§ **WHAT THIS TASK INVOLVES**: Copy out the data below word for word, from its first line through the line containing "heatmap-cell: [927, 372, 939, 384]", including both.

--- BEGIN ---

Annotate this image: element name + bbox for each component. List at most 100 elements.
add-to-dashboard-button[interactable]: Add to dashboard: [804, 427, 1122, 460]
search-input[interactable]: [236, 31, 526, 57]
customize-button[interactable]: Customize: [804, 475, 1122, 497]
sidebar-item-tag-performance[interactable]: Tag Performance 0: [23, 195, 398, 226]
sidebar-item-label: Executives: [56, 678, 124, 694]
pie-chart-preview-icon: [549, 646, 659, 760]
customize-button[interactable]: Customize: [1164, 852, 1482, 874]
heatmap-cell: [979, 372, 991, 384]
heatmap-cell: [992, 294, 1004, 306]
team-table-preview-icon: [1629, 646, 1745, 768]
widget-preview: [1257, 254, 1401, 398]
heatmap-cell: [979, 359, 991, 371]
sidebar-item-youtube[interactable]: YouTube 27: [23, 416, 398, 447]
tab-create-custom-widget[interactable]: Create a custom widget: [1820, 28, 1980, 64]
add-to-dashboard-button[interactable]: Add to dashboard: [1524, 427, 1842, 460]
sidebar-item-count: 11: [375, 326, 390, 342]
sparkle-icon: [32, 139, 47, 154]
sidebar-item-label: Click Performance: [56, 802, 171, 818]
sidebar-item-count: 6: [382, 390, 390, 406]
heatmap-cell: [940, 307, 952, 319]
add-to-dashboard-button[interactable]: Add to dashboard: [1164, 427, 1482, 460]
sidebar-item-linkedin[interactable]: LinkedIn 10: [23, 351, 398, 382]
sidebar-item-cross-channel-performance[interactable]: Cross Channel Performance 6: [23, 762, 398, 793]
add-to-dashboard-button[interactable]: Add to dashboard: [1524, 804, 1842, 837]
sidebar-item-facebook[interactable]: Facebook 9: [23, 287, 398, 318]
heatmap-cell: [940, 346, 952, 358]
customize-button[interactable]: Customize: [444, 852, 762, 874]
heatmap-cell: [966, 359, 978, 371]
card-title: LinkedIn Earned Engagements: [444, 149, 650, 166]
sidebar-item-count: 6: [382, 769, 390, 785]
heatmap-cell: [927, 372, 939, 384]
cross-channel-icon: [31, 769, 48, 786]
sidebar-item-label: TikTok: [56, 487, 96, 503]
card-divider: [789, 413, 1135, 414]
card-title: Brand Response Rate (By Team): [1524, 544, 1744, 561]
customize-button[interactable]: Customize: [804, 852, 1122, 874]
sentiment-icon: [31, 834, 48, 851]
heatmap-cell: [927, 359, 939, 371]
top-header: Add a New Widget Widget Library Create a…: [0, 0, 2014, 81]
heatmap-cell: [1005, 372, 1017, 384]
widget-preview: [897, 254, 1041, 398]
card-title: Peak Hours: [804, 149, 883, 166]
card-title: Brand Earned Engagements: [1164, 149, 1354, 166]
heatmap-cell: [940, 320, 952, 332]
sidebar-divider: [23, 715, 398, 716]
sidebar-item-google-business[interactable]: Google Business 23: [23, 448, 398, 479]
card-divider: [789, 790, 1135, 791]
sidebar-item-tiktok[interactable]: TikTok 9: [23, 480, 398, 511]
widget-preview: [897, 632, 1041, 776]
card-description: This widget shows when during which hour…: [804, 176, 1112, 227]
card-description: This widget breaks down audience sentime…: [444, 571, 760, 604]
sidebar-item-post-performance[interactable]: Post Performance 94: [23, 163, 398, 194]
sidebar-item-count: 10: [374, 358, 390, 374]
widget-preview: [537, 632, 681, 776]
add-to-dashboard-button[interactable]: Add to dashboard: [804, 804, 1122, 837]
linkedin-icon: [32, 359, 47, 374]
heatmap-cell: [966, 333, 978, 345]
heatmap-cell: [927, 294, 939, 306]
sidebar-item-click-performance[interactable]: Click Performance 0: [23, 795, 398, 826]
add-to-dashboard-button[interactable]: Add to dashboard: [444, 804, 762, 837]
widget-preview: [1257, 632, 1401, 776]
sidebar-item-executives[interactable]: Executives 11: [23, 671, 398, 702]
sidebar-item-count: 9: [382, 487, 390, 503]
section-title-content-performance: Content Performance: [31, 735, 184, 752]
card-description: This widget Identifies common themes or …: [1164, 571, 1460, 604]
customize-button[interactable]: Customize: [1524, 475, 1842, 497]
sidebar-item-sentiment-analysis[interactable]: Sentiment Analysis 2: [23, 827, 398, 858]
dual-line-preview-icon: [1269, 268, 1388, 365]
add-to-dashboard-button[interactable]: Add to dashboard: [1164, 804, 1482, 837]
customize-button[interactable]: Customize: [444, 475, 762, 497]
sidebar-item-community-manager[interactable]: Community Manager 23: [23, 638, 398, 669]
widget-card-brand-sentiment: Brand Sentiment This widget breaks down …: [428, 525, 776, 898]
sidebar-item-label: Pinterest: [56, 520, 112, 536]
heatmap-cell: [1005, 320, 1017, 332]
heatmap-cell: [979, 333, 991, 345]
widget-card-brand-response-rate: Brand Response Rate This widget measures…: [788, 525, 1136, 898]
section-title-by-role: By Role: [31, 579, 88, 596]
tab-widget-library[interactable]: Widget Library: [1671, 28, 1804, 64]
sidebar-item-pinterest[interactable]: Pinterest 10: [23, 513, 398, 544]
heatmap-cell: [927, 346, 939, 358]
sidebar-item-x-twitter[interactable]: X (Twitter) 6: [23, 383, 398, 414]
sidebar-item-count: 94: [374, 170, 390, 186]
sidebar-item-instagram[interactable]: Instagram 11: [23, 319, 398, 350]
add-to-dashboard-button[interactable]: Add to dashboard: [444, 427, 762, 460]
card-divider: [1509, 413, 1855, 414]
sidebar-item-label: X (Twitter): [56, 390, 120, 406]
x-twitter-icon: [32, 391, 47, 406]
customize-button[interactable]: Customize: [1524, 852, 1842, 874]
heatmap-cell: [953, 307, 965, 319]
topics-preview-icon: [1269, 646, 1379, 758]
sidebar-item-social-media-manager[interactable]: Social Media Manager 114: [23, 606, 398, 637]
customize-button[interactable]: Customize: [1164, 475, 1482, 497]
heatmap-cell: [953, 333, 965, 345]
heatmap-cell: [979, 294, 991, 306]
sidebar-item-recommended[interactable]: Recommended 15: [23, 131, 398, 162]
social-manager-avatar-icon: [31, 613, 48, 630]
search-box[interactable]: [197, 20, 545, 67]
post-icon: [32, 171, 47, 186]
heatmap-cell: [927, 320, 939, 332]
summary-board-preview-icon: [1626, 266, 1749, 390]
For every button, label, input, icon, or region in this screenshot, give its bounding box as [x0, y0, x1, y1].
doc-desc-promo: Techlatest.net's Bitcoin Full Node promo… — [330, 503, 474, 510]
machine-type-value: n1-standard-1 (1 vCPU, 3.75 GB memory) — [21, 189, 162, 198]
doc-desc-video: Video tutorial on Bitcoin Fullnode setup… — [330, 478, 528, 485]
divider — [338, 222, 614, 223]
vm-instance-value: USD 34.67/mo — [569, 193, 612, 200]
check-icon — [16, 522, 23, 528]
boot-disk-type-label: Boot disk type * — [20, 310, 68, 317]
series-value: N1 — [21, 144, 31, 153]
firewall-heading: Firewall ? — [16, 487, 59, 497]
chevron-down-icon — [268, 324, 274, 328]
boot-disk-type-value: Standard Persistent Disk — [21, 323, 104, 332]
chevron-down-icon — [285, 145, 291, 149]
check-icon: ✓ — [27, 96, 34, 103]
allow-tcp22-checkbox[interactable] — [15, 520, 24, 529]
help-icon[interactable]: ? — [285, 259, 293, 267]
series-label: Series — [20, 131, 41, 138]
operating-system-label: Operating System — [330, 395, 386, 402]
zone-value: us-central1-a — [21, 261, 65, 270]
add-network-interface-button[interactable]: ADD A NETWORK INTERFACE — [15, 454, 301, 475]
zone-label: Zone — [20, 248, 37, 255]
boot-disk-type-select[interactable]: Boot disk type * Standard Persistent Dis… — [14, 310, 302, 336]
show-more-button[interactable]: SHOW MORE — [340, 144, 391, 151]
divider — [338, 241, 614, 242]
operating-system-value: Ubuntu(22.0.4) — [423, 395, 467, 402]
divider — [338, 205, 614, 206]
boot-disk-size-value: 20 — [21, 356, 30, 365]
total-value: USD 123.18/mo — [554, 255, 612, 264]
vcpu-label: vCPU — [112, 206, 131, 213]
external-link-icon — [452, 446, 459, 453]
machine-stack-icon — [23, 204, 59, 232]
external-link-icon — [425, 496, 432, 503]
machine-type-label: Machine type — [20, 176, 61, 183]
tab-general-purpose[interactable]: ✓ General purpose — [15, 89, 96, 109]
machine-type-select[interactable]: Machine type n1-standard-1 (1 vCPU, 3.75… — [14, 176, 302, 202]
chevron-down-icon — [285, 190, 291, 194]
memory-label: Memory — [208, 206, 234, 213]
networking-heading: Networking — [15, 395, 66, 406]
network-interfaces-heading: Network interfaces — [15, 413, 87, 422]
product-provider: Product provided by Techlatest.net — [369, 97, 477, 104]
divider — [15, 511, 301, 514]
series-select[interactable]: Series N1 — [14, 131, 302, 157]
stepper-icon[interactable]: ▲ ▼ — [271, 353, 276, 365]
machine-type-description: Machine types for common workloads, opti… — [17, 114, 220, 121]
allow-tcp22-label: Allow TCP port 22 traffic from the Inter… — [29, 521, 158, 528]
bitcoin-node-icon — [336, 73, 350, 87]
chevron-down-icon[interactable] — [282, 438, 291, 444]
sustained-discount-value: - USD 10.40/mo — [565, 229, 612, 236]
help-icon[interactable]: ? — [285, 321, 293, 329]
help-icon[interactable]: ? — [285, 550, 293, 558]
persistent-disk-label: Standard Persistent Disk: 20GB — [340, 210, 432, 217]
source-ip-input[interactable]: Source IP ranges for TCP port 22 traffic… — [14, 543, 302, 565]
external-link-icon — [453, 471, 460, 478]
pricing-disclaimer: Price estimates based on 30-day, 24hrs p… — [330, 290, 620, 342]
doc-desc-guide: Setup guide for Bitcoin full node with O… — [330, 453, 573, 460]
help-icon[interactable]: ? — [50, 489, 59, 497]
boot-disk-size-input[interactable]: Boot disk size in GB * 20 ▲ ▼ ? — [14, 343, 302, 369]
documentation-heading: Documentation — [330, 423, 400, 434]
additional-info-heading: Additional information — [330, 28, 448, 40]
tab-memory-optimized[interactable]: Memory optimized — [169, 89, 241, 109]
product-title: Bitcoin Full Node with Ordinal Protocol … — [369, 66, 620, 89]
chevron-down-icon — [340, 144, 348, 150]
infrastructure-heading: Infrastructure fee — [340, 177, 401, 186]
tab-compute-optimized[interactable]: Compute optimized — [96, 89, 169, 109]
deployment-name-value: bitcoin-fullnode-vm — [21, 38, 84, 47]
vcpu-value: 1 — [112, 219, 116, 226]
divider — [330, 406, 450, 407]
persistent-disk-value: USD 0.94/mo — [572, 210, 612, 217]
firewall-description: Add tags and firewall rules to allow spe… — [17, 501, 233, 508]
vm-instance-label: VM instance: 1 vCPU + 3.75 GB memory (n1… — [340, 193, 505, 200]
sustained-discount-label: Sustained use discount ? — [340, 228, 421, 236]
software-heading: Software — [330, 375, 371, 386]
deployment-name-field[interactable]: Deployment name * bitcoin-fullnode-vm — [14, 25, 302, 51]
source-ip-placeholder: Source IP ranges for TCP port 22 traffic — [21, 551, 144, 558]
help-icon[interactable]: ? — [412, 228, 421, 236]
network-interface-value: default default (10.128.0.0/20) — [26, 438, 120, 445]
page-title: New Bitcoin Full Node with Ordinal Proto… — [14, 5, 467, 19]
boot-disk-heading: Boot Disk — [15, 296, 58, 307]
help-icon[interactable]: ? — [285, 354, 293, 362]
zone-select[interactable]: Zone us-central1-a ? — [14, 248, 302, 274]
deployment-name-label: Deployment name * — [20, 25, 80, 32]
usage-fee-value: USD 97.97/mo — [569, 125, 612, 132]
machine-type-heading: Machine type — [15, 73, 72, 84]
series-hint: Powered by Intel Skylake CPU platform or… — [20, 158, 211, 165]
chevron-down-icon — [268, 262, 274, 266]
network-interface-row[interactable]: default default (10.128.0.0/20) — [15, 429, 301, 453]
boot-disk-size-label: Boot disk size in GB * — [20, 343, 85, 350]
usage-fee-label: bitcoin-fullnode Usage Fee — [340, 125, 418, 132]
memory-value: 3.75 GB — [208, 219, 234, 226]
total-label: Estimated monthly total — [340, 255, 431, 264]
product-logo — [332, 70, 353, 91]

--- END ---

§ **REPLY**:
Annotate this image: element name + bbox for each component. List at most 100 elements.
add-to-dashboard-button[interactable]: Add to dashboard: [804, 427, 1122, 460]
search-input[interactable]: [236, 31, 526, 57]
customize-button[interactable]: Customize: [804, 475, 1122, 497]
sidebar-item-tag-performance[interactable]: Tag Performance 0: [23, 195, 398, 226]
sidebar-item-label: Executives: [56, 678, 124, 694]
pie-chart-preview-icon: [549, 646, 659, 760]
customize-button[interactable]: Customize: [1164, 852, 1482, 874]
heatmap-cell: [979, 372, 991, 384]
heatmap-cell: [992, 294, 1004, 306]
team-table-preview-icon: [1629, 646, 1745, 768]
widget-preview: [1257, 254, 1401, 398]
heatmap-cell: [979, 359, 991, 371]
sidebar-item-youtube[interactable]: YouTube 27: [23, 416, 398, 447]
tab-create-custom-widget[interactable]: Create a custom widget: [1820, 28, 1980, 64]
add-to-dashboard-button[interactable]: Add to dashboard: [1524, 427, 1842, 460]
sidebar-item-count: 11: [375, 326, 390, 342]
sparkle-icon: [32, 139, 47, 154]
sidebar-item-label: Click Performance: [56, 802, 171, 818]
sidebar-item-count: 6: [382, 390, 390, 406]
heatmap-cell: [940, 307, 952, 319]
add-to-dashboard-button[interactable]: Add to dashboard: [1164, 427, 1482, 460]
sidebar-item-linkedin[interactable]: LinkedIn 10: [23, 351, 398, 382]
sidebar-item-cross-channel-performance[interactable]: Cross Channel Performance 6: [23, 762, 398, 793]
add-to-dashboard-button[interactable]: Add to dashboard: [1524, 804, 1842, 837]
sidebar-item-facebook[interactable]: Facebook 9: [23, 287, 398, 318]
heatmap-cell: [940, 346, 952, 358]
customize-button[interactable]: Customize: [444, 852, 762, 874]
heatmap-cell: [966, 359, 978, 371]
card-title: LinkedIn Earned Engagements: [444, 149, 650, 166]
sidebar-item-count: 6: [382, 769, 390, 785]
heatmap-cell: [927, 372, 939, 384]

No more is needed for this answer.